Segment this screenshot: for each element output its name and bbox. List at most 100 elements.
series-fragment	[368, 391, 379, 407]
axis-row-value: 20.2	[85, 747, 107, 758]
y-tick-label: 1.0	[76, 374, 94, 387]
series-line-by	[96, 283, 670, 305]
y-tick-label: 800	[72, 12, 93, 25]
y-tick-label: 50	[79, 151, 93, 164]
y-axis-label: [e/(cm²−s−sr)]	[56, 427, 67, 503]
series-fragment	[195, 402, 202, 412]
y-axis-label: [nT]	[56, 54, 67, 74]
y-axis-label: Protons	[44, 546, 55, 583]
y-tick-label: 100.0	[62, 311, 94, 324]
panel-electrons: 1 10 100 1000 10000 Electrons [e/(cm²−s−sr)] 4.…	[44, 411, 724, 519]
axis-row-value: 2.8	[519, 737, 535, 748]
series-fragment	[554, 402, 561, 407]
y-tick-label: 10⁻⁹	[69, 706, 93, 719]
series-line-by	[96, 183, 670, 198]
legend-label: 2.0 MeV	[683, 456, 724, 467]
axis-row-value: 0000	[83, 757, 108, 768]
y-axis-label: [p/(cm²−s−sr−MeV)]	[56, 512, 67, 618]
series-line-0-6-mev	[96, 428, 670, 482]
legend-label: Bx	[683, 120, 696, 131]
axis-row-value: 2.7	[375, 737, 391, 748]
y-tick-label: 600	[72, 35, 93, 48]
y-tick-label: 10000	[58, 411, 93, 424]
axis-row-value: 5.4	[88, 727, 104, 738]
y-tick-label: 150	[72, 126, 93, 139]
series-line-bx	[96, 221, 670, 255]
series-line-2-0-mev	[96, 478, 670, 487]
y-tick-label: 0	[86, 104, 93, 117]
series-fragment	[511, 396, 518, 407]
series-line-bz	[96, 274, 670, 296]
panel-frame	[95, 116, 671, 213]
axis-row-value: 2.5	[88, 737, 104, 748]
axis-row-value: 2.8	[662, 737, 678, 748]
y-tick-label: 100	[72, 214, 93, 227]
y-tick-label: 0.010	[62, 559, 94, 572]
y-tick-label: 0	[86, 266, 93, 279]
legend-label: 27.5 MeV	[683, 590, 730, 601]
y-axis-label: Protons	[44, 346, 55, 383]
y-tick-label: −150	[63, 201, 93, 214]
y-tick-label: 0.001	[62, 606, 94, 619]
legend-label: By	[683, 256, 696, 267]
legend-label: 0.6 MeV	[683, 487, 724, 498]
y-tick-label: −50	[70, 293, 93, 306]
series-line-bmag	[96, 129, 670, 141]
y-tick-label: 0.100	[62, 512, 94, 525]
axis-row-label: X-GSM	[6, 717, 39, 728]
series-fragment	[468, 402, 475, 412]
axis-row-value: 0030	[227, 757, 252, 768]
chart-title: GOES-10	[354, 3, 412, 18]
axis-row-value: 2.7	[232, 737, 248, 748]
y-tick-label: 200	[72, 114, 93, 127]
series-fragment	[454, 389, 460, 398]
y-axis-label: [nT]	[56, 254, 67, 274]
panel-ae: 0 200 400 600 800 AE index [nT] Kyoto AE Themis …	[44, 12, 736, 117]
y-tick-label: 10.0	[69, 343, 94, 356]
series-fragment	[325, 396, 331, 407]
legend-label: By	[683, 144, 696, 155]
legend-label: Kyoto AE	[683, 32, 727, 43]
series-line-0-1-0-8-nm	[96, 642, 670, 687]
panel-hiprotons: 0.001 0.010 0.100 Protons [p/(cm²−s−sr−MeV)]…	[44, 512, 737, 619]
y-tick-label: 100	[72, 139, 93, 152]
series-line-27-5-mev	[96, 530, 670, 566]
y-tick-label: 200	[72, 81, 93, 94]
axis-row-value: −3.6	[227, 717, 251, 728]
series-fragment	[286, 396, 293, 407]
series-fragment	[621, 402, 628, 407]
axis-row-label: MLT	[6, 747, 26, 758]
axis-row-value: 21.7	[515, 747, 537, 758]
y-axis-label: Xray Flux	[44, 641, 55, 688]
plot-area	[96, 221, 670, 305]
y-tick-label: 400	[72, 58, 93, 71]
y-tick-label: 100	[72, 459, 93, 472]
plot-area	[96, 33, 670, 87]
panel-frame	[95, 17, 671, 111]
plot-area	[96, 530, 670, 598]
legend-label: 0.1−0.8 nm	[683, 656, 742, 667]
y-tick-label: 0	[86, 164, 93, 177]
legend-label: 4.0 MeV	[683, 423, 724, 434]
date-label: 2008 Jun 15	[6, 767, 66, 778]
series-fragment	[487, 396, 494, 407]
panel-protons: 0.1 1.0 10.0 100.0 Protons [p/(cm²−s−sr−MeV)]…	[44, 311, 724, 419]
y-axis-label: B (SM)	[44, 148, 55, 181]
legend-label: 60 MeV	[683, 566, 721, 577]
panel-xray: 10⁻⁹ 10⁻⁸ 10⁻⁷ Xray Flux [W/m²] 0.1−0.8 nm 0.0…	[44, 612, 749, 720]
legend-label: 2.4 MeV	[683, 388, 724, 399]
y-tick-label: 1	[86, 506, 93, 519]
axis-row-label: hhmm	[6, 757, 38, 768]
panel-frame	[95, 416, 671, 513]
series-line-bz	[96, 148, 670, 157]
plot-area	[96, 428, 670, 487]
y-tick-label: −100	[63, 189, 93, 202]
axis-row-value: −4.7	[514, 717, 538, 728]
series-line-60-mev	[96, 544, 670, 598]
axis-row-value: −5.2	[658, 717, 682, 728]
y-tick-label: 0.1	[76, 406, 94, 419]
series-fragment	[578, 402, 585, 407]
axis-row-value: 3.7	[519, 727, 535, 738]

_WORK TO DO_
Reproduce the material verbatim from its first line through the line containing "274, 670, 296]", including both of those lines.

_RESPONSE TO THIS TASK_
Segment this screenshot: for each element output its name and bbox. List at most 100 elements.
series-fragment	[368, 391, 379, 407]
axis-row-value: 20.2	[85, 747, 107, 758]
y-tick-label: 1.0	[76, 374, 94, 387]
series-line-by	[96, 283, 670, 305]
y-tick-label: 800	[72, 12, 93, 25]
y-tick-label: 50	[79, 151, 93, 164]
y-axis-label: [e/(cm²−s−sr)]	[56, 427, 67, 503]
series-fragment	[195, 402, 202, 412]
y-axis-label: [nT]	[56, 54, 67, 74]
y-axis-label: Protons	[44, 546, 55, 583]
y-tick-label: 100.0	[62, 311, 94, 324]
panel-electrons: 1 10 100 1000 10000 Electrons [e/(cm²−s−sr)] 4.…	[44, 411, 724, 519]
axis-row-value: 2.8	[519, 737, 535, 748]
series-fragment	[554, 402, 561, 407]
y-tick-label: 10⁻⁹	[69, 706, 93, 719]
series-line-by	[96, 183, 670, 198]
legend-label: 2.0 MeV	[683, 456, 724, 467]
axis-row-value: 0000	[83, 757, 108, 768]
y-axis-label: [p/(cm²−s−sr−MeV)]	[56, 512, 67, 618]
series-line-0-6-mev	[96, 428, 670, 482]
legend-label: Bx	[683, 120, 696, 131]
axis-row-value: 2.7	[375, 737, 391, 748]
y-tick-label: 600	[72, 35, 93, 48]
y-tick-label: 10000	[58, 411, 93, 424]
axis-row-value: 5.4	[88, 727, 104, 738]
y-tick-label: 150	[72, 126, 93, 139]
series-line-bx	[96, 221, 670, 255]
series-line-2-0-mev	[96, 478, 670, 487]
y-tick-label: 0	[86, 104, 93, 117]
series-fragment	[511, 396, 518, 407]
series-line-bz	[96, 274, 670, 296]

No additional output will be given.